Work to do: Reproduce every entry that follows word for word, but omit the images.

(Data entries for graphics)
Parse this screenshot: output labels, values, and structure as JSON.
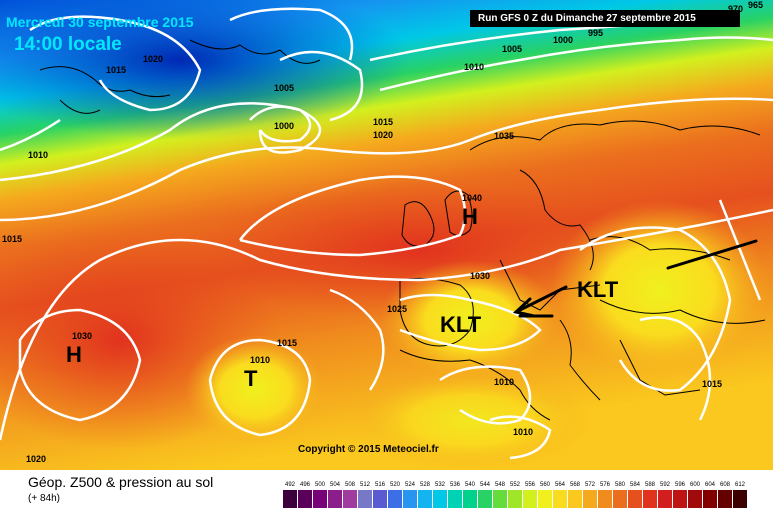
{
  "header": {
    "date": "Mercredi 30 septembre 2015",
    "time": "14:00 locale",
    "run": "Run GFS 0 Z du Dimanche 27 septembre 2015"
  },
  "copyright": "Copyright © 2015 Meteociel.fr",
  "footer": {
    "title": "Géop. Z500 & pression au sol",
    "subtitle": "(+ 84h)"
  },
  "isobar_labels": [
    "1020",
    "1015",
    "1005",
    "1000",
    "1015",
    "1020",
    "1010",
    "1010",
    "1005",
    "1000",
    "995",
    "965",
    "970",
    "1035",
    "1040",
    "1030",
    "1030",
    "1025",
    "1015",
    "1010",
    "1010",
    "1010",
    "1015",
    "1020",
    "1015"
  ],
  "pressure_systems": [
    {
      "letter": "H",
      "value": "1040"
    },
    {
      "letter": "H",
      "value": "1030"
    },
    {
      "letter": "T",
      "value": "1010"
    }
  ],
  "annotations": [
    "KLT",
    "KLT"
  ],
  "scale_values": [
    "492",
    "496",
    "500",
    "504",
    "508",
    "512",
    "516",
    "520",
    "524",
    "528",
    "532",
    "536",
    "540",
    "544",
    "548",
    "552",
    "556",
    "560",
    "564",
    "568",
    "572",
    "576",
    "580",
    "584",
    "588",
    "592",
    "596",
    "600",
    "604",
    "608",
    "612"
  ],
  "scale_colors": [
    "#3c003c",
    "#5a005a",
    "#780078",
    "#8c1e8c",
    "#a03ca0",
    "#7878c8",
    "#5a5ad2",
    "#3c6ee6",
    "#2896f0",
    "#14b4f0",
    "#00c8e6",
    "#00d2b4",
    "#00d28c",
    "#28d264",
    "#64dc3c",
    "#a0e628",
    "#d2f01e",
    "#f0f01e",
    "#fadc1e",
    "#fac81e",
    "#f5aa1e",
    "#f08c1e",
    "#eb6e1e",
    "#e6501e",
    "#e1321e",
    "#d21e1e",
    "#be1414",
    "#a00a0a",
    "#820000",
    "#640000",
    "#3c0000"
  ],
  "colors": {
    "header_text": "#00e8ff",
    "isobar": "#ffffff",
    "coast": "#000000",
    "arrow": "#000000"
  }
}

Right answer:
Parse this screenshot: output labels, values, and structure as JSON.
{
  "header": {
    "date": "Mercredi 30 septembre 2015",
    "time": "14:00 locale",
    "run": "Run GFS 0 Z du Dimanche 27 septembre 2015"
  },
  "copyright": "Copyright © 2015 Meteociel.fr",
  "footer": {
    "title": "Géop. Z500 & pression au sol",
    "subtitle": "(+ 84h)"
  },
  "isobar_labels": [
    "1020",
    "1015",
    "1005",
    "1000",
    "1015",
    "1020",
    "1010",
    "1010",
    "1005",
    "1000",
    "995",
    "965",
    "970",
    "1035",
    "1040",
    "1030",
    "1030",
    "1025",
    "1015",
    "1010",
    "1010",
    "1010",
    "1015",
    "1020",
    "1015"
  ],
  "pressure_systems": [
    {
      "letter": "H",
      "value": "1040"
    },
    {
      "letter": "H",
      "value": "1030"
    },
    {
      "letter": "T",
      "value": "1010"
    }
  ],
  "annotations": [
    "KLT",
    "KLT"
  ],
  "scale_values": [
    "492",
    "496",
    "500",
    "504",
    "508",
    "512",
    "516",
    "520",
    "524",
    "528",
    "532",
    "536",
    "540",
    "544",
    "548",
    "552",
    "556",
    "560",
    "564",
    "568",
    "572",
    "576",
    "580",
    "584",
    "588",
    "592",
    "596",
    "600",
    "604",
    "608",
    "612"
  ],
  "scale_colors": [
    "#3c003c",
    "#5a005a",
    "#780078",
    "#8c1e8c",
    "#a03ca0",
    "#7878c8",
    "#5a5ad2",
    "#3c6ee6",
    "#2896f0",
    "#14b4f0",
    "#00c8e6",
    "#00d2b4",
    "#00d28c",
    "#28d264",
    "#64dc3c",
    "#a0e628",
    "#d2f01e",
    "#f0f01e",
    "#fadc1e",
    "#fac81e",
    "#f5aa1e",
    "#f08c1e",
    "#eb6e1e",
    "#e6501e",
    "#e1321e",
    "#d21e1e",
    "#be1414",
    "#a00a0a",
    "#820000",
    "#640000",
    "#3c0000"
  ],
  "colors": {
    "header_text": "#00e8ff",
    "isobar": "#ffffff",
    "coast": "#000000",
    "arrow": "#000000"
  }
}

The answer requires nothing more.